> _What is needed_
Reproduce the material in full, unchanged.

++++ Exercise material ++++

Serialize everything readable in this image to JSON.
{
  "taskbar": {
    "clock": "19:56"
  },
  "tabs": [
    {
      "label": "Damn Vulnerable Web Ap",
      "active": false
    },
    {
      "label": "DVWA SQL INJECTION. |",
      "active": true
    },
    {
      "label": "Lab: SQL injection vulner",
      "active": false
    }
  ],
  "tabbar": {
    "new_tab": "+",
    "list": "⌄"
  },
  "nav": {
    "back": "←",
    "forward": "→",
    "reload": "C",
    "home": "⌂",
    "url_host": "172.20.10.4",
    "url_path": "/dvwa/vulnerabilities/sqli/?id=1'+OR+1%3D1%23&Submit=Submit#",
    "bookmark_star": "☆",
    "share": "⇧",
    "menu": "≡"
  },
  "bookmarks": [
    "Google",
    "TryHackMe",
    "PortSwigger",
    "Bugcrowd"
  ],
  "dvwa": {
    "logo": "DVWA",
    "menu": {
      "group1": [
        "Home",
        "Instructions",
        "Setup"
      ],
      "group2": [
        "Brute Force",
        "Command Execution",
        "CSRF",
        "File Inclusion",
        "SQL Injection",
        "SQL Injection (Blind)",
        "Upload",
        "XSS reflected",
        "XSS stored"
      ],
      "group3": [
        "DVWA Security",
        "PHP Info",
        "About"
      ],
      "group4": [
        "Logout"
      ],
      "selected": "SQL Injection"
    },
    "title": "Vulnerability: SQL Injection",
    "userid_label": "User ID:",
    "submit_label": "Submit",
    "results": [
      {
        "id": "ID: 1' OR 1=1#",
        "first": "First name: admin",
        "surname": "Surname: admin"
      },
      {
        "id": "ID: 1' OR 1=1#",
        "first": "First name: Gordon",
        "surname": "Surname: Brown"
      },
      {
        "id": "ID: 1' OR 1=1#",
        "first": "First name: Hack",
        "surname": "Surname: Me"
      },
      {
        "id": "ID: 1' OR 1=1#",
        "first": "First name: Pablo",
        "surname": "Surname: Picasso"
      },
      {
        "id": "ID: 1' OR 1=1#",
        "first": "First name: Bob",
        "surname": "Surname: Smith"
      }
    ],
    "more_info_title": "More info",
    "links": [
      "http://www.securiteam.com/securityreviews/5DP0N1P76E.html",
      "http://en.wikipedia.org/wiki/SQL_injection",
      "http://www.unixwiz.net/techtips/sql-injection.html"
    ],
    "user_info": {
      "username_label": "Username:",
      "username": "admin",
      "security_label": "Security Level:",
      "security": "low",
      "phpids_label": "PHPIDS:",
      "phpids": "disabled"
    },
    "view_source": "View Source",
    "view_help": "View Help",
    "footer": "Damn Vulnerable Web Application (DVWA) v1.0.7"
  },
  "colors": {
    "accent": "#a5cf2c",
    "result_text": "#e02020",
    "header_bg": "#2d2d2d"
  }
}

++++

> _Task result_
Serialize everything readable in this image to JSON.
{
  "taskbar": {
    "clock": "19:56"
  },
  "tabs": [
    {
      "label": "Damn Vulnerable Web Ap",
      "active": false
    },
    {
      "label": "DVWA SQL INJECTION. |",
      "active": true
    },
    {
      "label": "Lab: SQL injection vulner",
      "active": false
    }
  ],
  "tabbar": {
    "new_tab": "+",
    "list": "⌄"
  },
  "nav": {
    "back": "←",
    "forward": "→",
    "reload": "C",
    "home": "⌂",
    "url_host": "172.20.10.4",
    "url_path": "/dvwa/vulnerabilities/sqli/?id=1'+OR+1%3D1%23&Submit=Submit#",
    "bookmark_star": "☆",
    "share": "⇧",
    "menu": "≡"
  },
  "bookmarks": [
    "Google",
    "TryHackMe",
    "PortSwigger",
    "Bugcrowd"
  ],
  "dvwa": {
    "logo": "DVWA",
    "menu": {
      "group1": [
        "Home",
        "Instructions",
        "Setup"
      ],
      "group2": [
        "Brute Force",
        "Command Execution",
        "CSRF",
        "File Inclusion",
        "SQL Injection",
        "SQL Injection (Blind)",
        "Upload",
        "XSS reflected",
        "XSS stored"
      ],
      "group3": [
        "DVWA Security",
        "PHP Info",
        "About"
      ],
      "group4": [
        "Logout"
      ],
      "selected": "SQL Injection"
    },
    "title": "Vulnerability: SQL Injection",
    "userid_label": "User ID:",
    "submit_label": "Submit",
    "results": [
      {
        "id": "ID: 1' OR 1=1#",
        "first": "First name: admin",
        "surname": "Surname: admin"
      },
      {
        "id": "ID: 1' OR 1=1#",
        "first": "First name: Gordon",
        "surname": "Surname: Brown"
      },
      {
        "id": "ID: 1' OR 1=1#",
        "first": "First name: Hack",
        "surname": "Surname: Me"
      },
      {
        "id": "ID: 1' OR 1=1#",
        "first": "First name: Pablo",
        "surname": "Surname: Picasso"
      },
      {
        "id": "ID: 1' OR 1=1#",
        "first": "First name: Bob",
        "surname": "Surname: Smith"
      }
    ],
    "more_info_title": "More info",
    "links": [
      "http://www.securiteam.com/securityreviews/5DP0N1P76E.html",
      "http://en.wikipedia.org/wiki/SQL_injection",
      "http://www.unixwiz.net/techtips/sql-injection.html"
    ],
    "user_info": {
      "username_label": "Username:",
      "username": "admin",
      "security_label": "Security Level:",
      "security": "low",
      "phpids_label": "PHPIDS:",
      "phpids": "disabled"
    },
    "view_source": "View Source",
    "view_help": "View Help",
    "footer": "Damn Vulnerable Web Application (DVWA) v1.0.7"
  },
  "colors": {
    "accent": "#a5cf2c",
    "result_text": "#e02020",
    "header_bg": "#2d2d2d"
  }
}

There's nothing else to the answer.